• _DATASET EXCERPTS_:
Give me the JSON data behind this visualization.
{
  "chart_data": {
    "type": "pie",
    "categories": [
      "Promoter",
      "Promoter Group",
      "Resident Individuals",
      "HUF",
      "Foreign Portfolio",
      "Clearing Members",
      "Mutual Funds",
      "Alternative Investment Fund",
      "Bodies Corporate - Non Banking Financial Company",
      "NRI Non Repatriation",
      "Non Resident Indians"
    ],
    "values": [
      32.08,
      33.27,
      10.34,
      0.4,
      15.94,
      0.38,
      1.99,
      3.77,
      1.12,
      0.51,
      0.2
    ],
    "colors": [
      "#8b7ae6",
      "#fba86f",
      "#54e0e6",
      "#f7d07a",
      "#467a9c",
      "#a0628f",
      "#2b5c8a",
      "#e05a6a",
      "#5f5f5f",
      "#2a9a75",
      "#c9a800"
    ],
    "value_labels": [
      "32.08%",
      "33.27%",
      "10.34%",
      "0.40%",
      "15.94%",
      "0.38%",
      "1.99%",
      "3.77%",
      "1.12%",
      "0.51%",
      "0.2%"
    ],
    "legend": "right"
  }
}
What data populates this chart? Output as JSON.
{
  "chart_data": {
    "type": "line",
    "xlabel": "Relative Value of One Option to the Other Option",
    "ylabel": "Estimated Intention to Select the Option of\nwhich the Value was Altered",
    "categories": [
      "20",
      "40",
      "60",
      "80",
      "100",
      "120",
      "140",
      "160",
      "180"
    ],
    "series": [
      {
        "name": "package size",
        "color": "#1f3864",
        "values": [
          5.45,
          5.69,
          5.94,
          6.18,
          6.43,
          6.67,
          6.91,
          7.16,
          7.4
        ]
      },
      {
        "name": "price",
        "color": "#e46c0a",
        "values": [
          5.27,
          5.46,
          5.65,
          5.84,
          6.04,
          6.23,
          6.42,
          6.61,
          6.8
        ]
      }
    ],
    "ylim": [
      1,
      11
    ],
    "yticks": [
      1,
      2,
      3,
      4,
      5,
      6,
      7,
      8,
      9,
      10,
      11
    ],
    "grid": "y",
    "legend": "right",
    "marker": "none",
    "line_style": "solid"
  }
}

• _STATED PROBLEM_: Repeat only the lines running from the line that contains "What data populates" through the last line above, inclusive.

• _RESULT_:
What data populates this chart? Output as JSON.
{
  "chart_data": {
    "type": "line",
    "xlabel": "Relative Value of One Option to the Other Option",
    "ylabel": "Estimated Intention to Select the Option of\nwhich the Value was Altered",
    "categories": [
      "20",
      "40",
      "60",
      "80",
      "100",
      "120",
      "140",
      "160",
      "180"
    ],
    "series": [
      {
        "name": "package size",
        "color": "#1f3864",
        "values": [
          5.45,
          5.69,
          5.94,
          6.18,
          6.43,
          6.67,
          6.91,
          7.16,
          7.4
        ]
      },
      {
        "name": "price",
        "color": "#e46c0a",
        "values": [
          5.27,
          5.46,
          5.65,
          5.84,
          6.04,
          6.23,
          6.42,
          6.61,
          6.8
        ]
      }
    ],
    "ylim": [
      1,
      11
    ],
    "yticks": [
      1,
      2,
      3,
      4,
      5,
      6,
      7,
      8,
      9,
      10,
      11
    ],
    "grid": "y",
    "legend": "right",
    "marker": "none",
    "line_style": "solid"
  }
}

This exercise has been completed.